*Data shown*:

........

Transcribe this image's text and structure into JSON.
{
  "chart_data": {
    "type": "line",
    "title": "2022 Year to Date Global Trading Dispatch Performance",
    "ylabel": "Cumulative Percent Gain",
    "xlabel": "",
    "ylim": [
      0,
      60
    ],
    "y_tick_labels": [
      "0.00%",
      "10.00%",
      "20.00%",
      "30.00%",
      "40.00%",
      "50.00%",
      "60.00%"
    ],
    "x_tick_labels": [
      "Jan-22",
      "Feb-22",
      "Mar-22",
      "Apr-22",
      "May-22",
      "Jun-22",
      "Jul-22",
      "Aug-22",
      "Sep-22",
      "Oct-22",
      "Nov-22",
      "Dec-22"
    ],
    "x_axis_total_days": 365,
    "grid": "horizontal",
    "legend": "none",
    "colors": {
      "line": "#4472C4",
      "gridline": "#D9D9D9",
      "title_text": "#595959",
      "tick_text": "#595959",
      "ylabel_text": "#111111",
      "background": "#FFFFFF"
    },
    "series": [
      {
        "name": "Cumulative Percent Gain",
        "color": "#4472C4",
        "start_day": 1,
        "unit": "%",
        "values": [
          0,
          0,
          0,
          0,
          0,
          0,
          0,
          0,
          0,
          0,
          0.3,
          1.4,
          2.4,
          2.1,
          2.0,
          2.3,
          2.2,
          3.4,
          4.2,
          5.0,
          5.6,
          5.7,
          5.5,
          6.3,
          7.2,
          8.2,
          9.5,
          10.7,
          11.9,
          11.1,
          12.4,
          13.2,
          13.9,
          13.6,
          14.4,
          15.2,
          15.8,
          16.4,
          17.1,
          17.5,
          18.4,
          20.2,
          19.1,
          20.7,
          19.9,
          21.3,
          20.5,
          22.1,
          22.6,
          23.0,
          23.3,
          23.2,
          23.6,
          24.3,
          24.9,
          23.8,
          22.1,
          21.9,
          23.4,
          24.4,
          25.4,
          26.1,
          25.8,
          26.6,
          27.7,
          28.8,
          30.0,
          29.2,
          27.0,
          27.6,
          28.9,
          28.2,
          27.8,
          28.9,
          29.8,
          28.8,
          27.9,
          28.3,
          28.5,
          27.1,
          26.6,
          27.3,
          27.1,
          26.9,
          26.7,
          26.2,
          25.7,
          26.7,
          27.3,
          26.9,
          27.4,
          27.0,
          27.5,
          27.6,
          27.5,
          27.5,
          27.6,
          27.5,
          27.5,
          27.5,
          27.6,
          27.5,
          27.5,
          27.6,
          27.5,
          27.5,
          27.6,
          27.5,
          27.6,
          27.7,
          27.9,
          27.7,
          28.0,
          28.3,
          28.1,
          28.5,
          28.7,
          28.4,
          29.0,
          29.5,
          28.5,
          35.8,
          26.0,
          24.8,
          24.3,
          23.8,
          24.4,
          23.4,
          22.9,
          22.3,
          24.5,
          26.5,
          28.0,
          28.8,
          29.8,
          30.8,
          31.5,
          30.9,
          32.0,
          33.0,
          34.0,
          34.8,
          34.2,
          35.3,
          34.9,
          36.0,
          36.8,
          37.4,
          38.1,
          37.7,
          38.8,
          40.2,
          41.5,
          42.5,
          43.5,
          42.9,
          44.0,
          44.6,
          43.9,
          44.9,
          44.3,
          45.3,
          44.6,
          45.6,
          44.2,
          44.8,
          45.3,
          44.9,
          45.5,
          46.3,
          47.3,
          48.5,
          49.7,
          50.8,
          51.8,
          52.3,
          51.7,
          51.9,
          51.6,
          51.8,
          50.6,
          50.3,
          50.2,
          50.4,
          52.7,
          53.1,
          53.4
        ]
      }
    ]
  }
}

........

*What is needed*: Show all lines in the entries above where the word "Cumulative" appears.

*Task solution*:
    "ylabel": "Cumulative Percent Gain",
        "name": "Cumulative Percent Gain",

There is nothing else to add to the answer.